··· WORKING DATA

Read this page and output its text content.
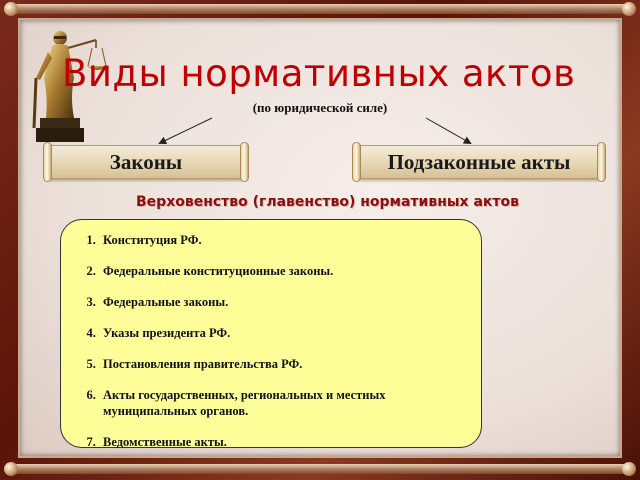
Виды нормативных актов
(по юридической силе)
Законы	Подзаконные акты
Верховенство (главенство) нормативных актов
1. Конституция РФ.
2. Федеральные конституционные законы.
3. Федеральные законы.
4. Указы президента РФ.
5. Постановления правительства РФ.
6. Акты государственных, региональных и местных муниципальных органов.
7. Ведомственные акты.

······

• _TASK TO COMPLETE_
The listing above needs to be output again exactly. Don't include the pictures.

• _SOLUTION FOR THIS EXERCISE_
Read this page and output its text content.
Виды нормативных актов
(по юридической силе)
Законы	Подзаконные акты
Верховенство (главенство) нормативных актов
1. Конституция РФ.
2. Федеральные конституционные законы.
3. Федеральные законы.
4. Указы президента РФ.
5. Постановления правительства РФ.
6. Акты государственных, региональных и местных муниципальных органов.
7. Ведомственные акты.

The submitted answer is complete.